TASK BRIEF:
For the records that follow, return only the count of lines containing the string "necessary".
==== DATA PROVIDED
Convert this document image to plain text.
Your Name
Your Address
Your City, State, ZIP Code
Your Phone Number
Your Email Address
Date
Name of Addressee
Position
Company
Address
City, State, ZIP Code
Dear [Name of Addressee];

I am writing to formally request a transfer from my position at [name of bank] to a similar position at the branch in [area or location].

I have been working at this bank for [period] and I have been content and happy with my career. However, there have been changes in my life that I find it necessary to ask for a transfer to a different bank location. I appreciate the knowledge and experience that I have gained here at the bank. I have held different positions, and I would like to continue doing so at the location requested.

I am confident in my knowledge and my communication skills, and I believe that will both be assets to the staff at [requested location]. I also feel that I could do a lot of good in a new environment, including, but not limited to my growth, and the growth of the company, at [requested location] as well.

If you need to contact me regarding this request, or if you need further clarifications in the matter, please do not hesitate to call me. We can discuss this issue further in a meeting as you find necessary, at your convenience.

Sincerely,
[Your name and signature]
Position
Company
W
========
==== DATA PROVIDED
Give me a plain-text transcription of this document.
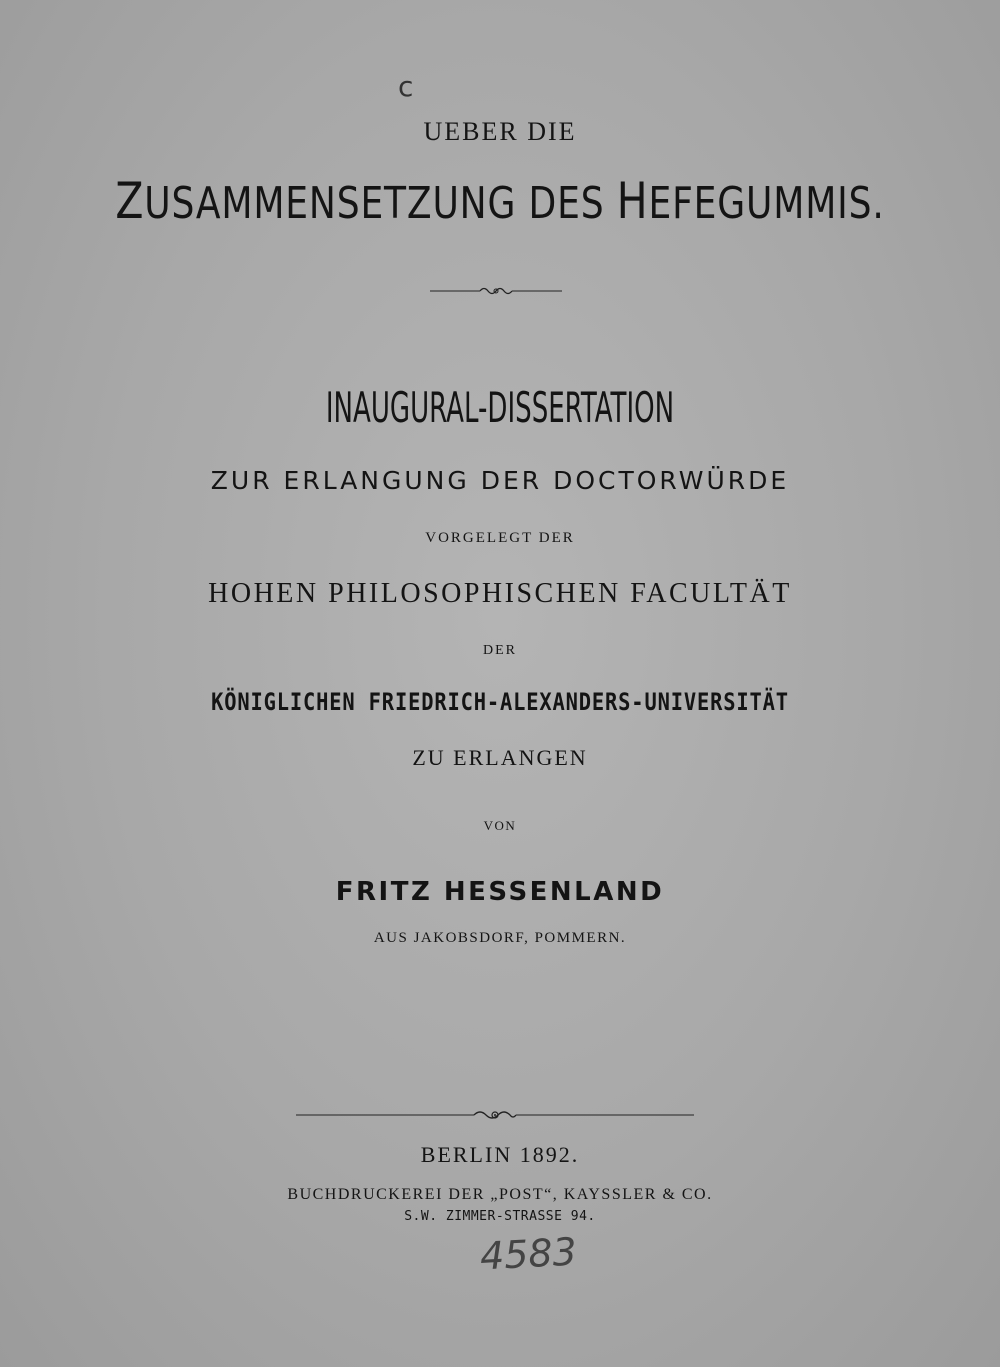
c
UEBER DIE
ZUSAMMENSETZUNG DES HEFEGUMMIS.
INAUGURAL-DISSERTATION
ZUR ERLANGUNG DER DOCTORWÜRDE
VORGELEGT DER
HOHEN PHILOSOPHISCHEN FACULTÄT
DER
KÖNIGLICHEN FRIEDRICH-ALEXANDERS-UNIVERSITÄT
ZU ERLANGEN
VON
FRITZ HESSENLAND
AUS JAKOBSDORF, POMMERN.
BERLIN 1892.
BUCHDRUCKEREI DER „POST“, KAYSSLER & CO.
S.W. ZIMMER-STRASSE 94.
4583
========
THE REPLY:
2